Exercise details => Can you transcribe the data exactly? Leave the pictures out.

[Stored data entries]
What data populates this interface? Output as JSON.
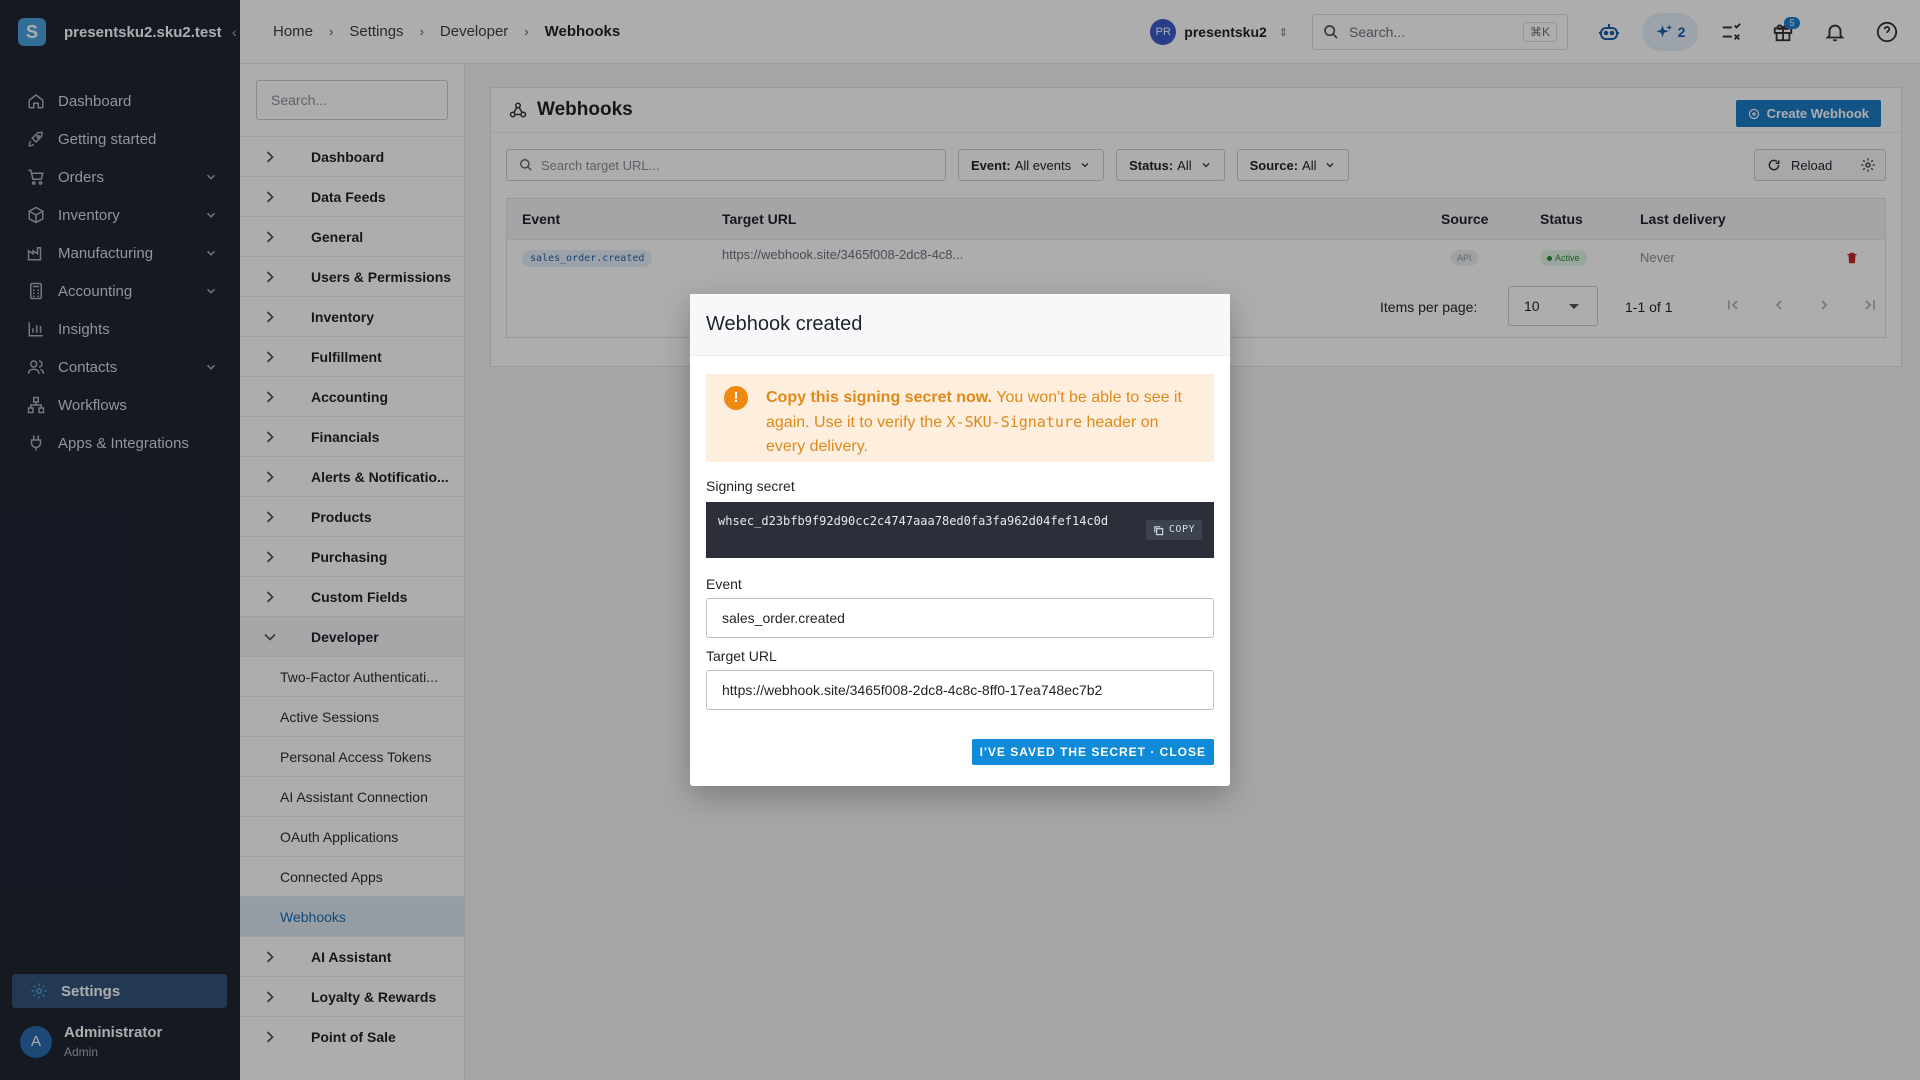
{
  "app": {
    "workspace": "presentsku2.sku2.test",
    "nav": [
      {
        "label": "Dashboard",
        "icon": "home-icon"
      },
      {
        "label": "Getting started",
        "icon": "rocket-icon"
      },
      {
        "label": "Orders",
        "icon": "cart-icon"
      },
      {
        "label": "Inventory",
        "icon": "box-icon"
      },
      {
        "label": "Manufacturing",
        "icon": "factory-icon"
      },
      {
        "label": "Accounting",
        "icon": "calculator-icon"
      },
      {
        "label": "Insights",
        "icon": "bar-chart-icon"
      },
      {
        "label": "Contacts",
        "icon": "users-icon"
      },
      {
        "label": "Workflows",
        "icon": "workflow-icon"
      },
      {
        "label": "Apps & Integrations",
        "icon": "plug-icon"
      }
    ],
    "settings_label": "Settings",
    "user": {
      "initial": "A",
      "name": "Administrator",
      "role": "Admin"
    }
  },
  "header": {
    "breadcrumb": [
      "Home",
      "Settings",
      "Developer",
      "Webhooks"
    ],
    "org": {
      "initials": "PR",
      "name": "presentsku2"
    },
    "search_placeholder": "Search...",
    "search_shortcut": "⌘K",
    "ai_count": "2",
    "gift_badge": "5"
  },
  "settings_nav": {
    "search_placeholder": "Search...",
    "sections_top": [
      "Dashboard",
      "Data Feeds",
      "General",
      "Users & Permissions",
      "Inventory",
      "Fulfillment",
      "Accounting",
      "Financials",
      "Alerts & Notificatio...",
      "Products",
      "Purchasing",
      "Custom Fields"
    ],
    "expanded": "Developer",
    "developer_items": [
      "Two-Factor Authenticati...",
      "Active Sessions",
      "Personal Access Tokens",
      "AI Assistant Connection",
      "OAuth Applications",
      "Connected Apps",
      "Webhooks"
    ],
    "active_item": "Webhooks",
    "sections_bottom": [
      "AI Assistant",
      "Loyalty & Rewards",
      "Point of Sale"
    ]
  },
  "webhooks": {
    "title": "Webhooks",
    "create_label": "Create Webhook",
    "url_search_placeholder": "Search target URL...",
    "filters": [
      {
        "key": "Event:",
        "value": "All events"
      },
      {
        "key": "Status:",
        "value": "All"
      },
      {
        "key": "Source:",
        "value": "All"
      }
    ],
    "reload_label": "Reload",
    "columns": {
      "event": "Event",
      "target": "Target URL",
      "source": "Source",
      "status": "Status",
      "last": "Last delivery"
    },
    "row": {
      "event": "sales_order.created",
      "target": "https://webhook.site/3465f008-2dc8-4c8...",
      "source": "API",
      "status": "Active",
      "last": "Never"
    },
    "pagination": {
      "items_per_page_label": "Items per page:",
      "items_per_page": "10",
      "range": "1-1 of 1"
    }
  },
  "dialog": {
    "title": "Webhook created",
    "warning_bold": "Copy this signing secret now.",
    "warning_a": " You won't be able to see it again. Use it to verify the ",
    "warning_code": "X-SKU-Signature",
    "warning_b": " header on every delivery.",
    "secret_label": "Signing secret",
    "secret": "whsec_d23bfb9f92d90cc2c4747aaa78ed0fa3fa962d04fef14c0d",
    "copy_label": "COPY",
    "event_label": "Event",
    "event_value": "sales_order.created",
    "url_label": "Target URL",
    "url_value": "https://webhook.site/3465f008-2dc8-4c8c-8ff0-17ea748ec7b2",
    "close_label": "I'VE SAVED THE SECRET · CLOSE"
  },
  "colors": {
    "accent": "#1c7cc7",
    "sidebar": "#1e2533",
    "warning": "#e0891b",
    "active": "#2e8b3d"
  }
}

Result of this task =>
What data populates this interface? Output as JSON.
{
  "app": {
    "workspace": "presentsku2.sku2.test",
    "nav": [
      {
        "label": "Dashboard",
        "icon": "home-icon"
      },
      {
        "label": "Getting started",
        "icon": "rocket-icon"
      },
      {
        "label": "Orders",
        "icon": "cart-icon"
      },
      {
        "label": "Inventory",
        "icon": "box-icon"
      },
      {
        "label": "Manufacturing",
        "icon": "factory-icon"
      },
      {
        "label": "Accounting",
        "icon": "calculator-icon"
      },
      {
        "label": "Insights",
        "icon": "bar-chart-icon"
      },
      {
        "label": "Contacts",
        "icon": "users-icon"
      },
      {
        "label": "Workflows",
        "icon": "workflow-icon"
      },
      {
        "label": "Apps & Integrations",
        "icon": "plug-icon"
      }
    ],
    "settings_label": "Settings",
    "user": {
      "initial": "A",
      "name": "Administrator",
      "role": "Admin"
    }
  },
  "header": {
    "breadcrumb": [
      "Home",
      "Settings",
      "Developer",
      "Webhooks"
    ],
    "org": {
      "initials": "PR",
      "name": "presentsku2"
    },
    "search_placeholder": "Search...",
    "search_shortcut": "⌘K",
    "ai_count": "2",
    "gift_badge": "5"
  },
  "settings_nav": {
    "search_placeholder": "Search...",
    "sections_top": [
      "Dashboard",
      "Data Feeds",
      "General",
      "Users & Permissions",
      "Inventory",
      "Fulfillment",
      "Accounting",
      "Financials",
      "Alerts & Notificatio...",
      "Products",
      "Purchasing",
      "Custom Fields"
    ],
    "expanded": "Developer",
    "developer_items": [
      "Two-Factor Authenticati...",
      "Active Sessions",
      "Personal Access Tokens",
      "AI Assistant Connection",
      "OAuth Applications",
      "Connected Apps",
      "Webhooks"
    ],
    "active_item": "Webhooks",
    "sections_bottom": [
      "AI Assistant",
      "Loyalty & Rewards",
      "Point of Sale"
    ]
  },
  "webhooks": {
    "title": "Webhooks",
    "create_label": "Create Webhook",
    "url_search_placeholder": "Search target URL...",
    "filters": [
      {
        "key": "Event:",
        "value": "All events"
      },
      {
        "key": "Status:",
        "value": "All"
      },
      {
        "key": "Source:",
        "value": "All"
      }
    ],
    "reload_label": "Reload",
    "columns": {
      "event": "Event",
      "target": "Target URL",
      "source": "Source",
      "status": "Status",
      "last": "Last delivery"
    },
    "row": {
      "event": "sales_order.created",
      "target": "https://webhook.site/3465f008-2dc8-4c8...",
      "source": "API",
      "status": "Active",
      "last": "Never"
    },
    "pagination": {
      "items_per_page_label": "Items per page:",
      "items_per_page": "10",
      "range": "1-1 of 1"
    }
  },
  "dialog": {
    "title": "Webhook created",
    "warning_bold": "Copy this signing secret now.",
    "warning_a": " You won't be able to see it again. Use it to verify the ",
    "warning_code": "X-SKU-Signature",
    "warning_b": " header on every delivery.",
    "secret_label": "Signing secret",
    "secret": "whsec_d23bfb9f92d90cc2c4747aaa78ed0fa3fa962d04fef14c0d",
    "copy_label": "COPY",
    "event_label": "Event",
    "event_value": "sales_order.created",
    "url_label": "Target URL",
    "url_value": "https://webhook.site/3465f008-2dc8-4c8c-8ff0-17ea748ec7b2",
    "close_label": "I'VE SAVED THE SECRET · CLOSE"
  },
  "colors": {
    "accent": "#1c7cc7",
    "sidebar": "#1e2533",
    "warning": "#e0891b",
    "active": "#2e8b3d"
  }
}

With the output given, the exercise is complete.